__Direction__
What lines of the data hold the string "content"? Pull each one out.

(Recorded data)
---

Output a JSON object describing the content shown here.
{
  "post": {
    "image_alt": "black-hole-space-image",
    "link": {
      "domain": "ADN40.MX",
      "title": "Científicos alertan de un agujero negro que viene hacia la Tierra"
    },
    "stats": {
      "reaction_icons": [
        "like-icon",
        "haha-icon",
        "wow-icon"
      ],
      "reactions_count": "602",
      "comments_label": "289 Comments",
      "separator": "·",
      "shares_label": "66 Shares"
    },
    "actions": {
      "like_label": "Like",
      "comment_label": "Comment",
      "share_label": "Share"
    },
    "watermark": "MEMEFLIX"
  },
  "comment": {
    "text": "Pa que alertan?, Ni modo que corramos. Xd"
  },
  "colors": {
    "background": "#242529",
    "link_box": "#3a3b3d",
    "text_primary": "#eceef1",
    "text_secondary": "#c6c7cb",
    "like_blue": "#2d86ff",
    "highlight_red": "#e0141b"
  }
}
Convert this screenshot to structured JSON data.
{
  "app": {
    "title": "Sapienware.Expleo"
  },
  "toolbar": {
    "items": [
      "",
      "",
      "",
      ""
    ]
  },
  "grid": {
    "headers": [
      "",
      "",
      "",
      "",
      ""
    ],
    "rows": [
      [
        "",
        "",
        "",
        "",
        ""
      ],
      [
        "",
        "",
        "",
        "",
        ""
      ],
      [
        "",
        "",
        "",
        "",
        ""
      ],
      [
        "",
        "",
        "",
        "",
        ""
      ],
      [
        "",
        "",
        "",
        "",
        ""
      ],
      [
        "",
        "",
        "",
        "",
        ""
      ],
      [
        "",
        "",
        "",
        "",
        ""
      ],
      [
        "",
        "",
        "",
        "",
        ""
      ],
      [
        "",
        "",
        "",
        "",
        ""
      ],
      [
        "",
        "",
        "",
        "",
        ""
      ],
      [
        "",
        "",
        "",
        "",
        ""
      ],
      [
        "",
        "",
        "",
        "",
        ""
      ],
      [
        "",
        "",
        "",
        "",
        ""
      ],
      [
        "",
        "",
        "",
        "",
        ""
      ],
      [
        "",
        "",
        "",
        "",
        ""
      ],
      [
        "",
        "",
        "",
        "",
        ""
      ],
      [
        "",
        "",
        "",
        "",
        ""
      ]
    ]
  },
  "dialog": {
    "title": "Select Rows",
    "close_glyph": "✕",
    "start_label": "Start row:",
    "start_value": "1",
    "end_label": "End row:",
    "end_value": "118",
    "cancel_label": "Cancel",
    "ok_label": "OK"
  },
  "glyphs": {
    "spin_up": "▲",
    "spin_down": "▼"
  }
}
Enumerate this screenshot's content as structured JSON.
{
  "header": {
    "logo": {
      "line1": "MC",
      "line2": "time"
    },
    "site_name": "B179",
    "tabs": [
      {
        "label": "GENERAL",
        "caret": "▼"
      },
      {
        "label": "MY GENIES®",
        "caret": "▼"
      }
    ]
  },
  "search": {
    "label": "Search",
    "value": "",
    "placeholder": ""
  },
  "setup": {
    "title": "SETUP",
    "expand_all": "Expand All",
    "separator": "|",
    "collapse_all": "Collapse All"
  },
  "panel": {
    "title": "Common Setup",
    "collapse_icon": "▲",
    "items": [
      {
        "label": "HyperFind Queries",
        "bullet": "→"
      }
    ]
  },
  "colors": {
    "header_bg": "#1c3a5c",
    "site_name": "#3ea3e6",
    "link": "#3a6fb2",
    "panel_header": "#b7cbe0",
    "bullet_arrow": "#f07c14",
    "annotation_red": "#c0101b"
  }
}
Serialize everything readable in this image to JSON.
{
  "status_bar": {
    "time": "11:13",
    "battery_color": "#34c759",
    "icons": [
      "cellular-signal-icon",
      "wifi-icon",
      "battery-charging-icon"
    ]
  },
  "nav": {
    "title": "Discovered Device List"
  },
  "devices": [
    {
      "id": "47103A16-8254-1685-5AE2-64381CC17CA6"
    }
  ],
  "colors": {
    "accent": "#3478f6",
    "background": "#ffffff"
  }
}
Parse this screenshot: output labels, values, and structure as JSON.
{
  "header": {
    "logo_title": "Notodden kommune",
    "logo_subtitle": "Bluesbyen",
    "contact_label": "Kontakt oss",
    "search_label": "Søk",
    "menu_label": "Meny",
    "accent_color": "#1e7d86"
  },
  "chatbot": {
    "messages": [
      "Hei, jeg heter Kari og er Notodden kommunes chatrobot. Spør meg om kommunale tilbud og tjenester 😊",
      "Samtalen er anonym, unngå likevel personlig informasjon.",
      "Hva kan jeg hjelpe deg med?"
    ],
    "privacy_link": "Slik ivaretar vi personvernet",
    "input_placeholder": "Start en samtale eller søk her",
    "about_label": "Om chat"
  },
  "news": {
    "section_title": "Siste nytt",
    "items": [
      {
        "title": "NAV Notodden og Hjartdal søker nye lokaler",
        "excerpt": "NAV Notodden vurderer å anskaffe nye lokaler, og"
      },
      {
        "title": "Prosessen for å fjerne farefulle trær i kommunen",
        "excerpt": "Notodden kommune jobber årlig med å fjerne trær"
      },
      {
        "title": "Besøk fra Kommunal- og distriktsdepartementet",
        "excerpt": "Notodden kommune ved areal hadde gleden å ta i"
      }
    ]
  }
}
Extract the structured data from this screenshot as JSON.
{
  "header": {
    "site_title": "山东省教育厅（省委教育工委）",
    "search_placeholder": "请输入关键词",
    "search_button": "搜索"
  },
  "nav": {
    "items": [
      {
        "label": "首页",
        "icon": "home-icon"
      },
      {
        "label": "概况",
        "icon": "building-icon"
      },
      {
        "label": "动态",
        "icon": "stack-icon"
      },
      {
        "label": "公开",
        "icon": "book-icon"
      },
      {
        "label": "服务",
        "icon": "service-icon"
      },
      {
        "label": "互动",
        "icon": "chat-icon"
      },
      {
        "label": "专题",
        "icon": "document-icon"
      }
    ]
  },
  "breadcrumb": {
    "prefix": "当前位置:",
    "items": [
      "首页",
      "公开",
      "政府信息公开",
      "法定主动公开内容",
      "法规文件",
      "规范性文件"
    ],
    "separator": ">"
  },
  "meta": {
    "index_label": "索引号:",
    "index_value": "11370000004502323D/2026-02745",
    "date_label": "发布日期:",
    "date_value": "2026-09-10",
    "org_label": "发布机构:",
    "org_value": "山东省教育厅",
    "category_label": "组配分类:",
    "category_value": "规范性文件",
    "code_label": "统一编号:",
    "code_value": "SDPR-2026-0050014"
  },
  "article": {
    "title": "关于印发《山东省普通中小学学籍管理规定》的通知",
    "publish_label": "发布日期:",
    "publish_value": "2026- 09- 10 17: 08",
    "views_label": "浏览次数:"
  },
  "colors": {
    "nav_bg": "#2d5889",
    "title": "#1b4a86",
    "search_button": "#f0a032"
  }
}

---

__Answer below__
Output a JSON object describing the content shown here.
Enumerate this screenshot's content as structured JSON.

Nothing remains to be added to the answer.